YOUR TASK: Copy every line of the listing that holds the string "Identity".

INFORMATION SUPPLIED:

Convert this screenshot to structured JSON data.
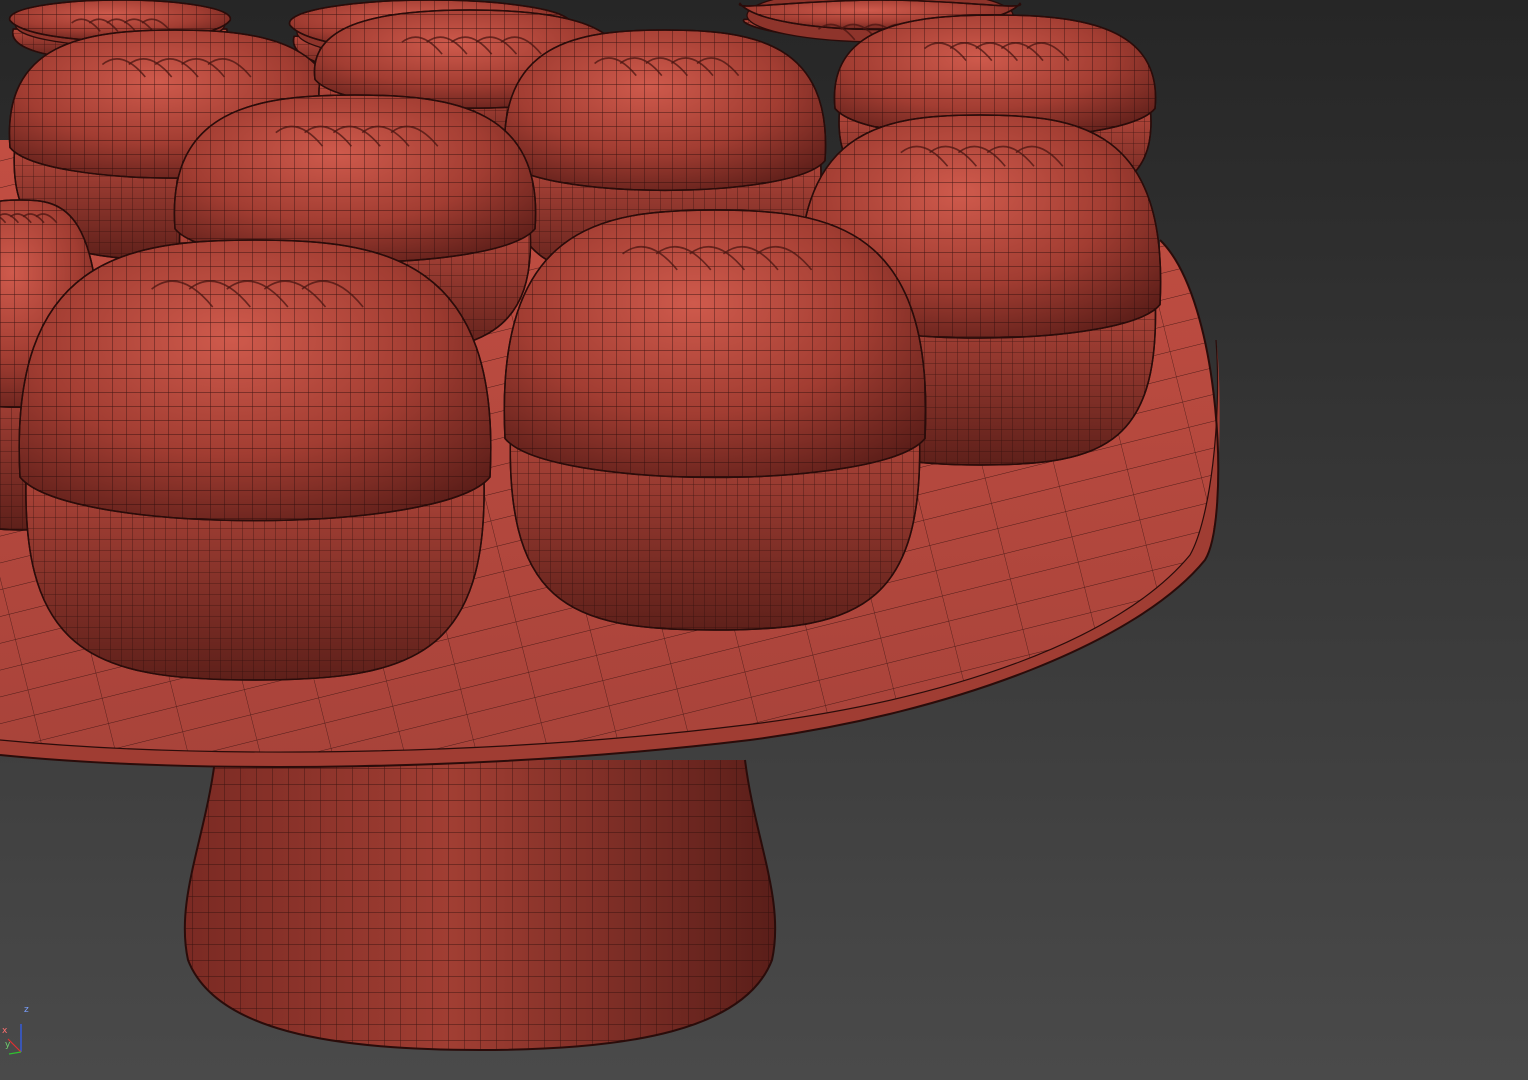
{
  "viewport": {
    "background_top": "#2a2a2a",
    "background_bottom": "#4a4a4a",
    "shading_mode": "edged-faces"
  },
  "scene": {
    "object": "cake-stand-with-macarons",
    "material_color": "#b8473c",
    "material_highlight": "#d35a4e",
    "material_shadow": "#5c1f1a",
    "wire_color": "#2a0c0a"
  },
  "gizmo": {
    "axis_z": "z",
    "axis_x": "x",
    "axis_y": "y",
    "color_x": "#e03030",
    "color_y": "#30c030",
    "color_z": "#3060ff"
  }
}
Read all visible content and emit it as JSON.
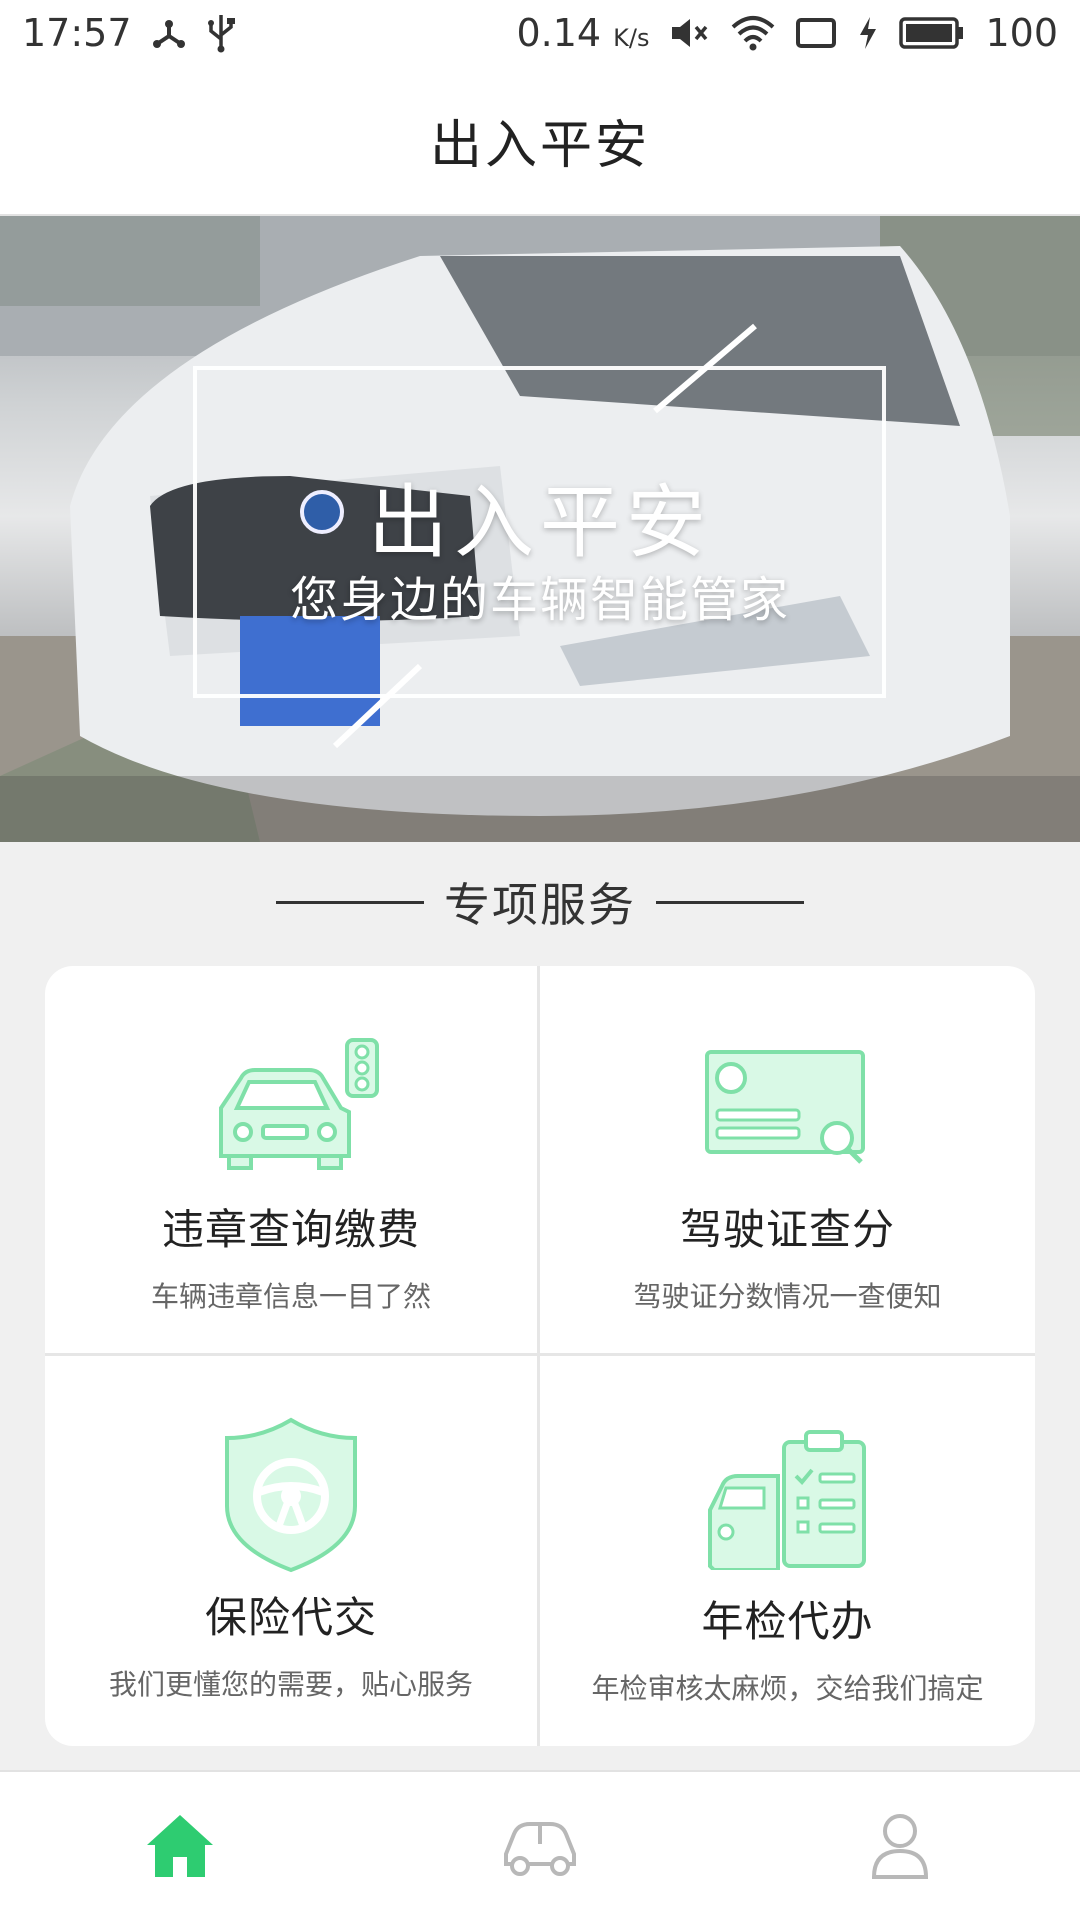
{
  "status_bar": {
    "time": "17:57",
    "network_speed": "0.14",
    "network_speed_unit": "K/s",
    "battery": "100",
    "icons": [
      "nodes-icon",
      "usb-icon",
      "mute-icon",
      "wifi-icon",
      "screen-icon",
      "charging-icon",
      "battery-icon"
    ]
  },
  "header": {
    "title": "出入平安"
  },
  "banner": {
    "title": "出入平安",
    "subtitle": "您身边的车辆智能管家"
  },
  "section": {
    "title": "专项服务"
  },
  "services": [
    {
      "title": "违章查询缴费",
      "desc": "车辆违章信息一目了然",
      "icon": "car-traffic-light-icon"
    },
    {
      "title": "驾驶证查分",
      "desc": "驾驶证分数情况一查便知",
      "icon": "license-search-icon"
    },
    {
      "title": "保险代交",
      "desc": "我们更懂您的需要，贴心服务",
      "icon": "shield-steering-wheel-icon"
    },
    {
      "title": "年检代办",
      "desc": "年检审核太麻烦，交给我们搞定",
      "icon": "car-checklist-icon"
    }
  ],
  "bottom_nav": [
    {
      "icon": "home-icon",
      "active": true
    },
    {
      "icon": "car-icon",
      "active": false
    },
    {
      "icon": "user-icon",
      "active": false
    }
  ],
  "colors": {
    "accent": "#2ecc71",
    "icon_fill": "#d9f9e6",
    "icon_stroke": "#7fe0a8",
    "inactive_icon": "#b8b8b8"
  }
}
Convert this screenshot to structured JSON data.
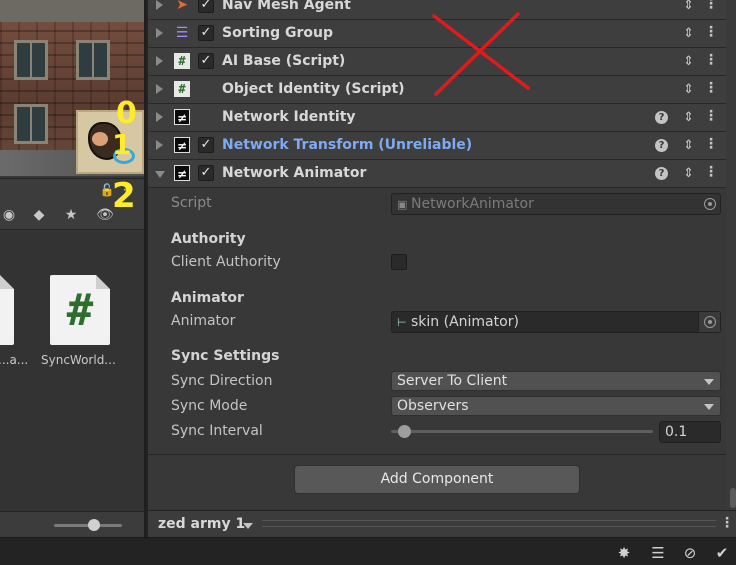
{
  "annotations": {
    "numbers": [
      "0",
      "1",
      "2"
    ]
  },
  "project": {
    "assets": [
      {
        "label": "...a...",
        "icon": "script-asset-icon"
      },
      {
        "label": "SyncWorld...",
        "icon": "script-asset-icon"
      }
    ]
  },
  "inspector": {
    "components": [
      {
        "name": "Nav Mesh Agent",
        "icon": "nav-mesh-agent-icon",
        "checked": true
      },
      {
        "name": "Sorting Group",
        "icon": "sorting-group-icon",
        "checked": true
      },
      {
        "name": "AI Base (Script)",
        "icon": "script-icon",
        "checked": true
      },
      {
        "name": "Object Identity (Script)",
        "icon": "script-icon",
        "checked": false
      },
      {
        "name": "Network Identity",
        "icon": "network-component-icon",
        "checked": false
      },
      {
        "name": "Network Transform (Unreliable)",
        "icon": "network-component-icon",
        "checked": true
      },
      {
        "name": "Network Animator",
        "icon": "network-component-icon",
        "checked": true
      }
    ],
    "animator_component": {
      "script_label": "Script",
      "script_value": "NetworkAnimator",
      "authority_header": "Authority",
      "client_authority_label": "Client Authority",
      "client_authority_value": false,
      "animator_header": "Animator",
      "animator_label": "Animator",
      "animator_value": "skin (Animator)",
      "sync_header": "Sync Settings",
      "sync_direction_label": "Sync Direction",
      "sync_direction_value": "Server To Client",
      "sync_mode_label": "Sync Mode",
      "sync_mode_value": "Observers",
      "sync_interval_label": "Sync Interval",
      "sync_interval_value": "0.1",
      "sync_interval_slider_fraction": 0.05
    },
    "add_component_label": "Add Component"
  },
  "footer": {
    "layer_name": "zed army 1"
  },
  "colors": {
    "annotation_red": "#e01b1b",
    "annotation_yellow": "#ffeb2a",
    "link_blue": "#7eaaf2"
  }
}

ANSWER FOR THIS EXERCISE:
        "name": "Object Identity (Script)",
        "name": "Network Identity",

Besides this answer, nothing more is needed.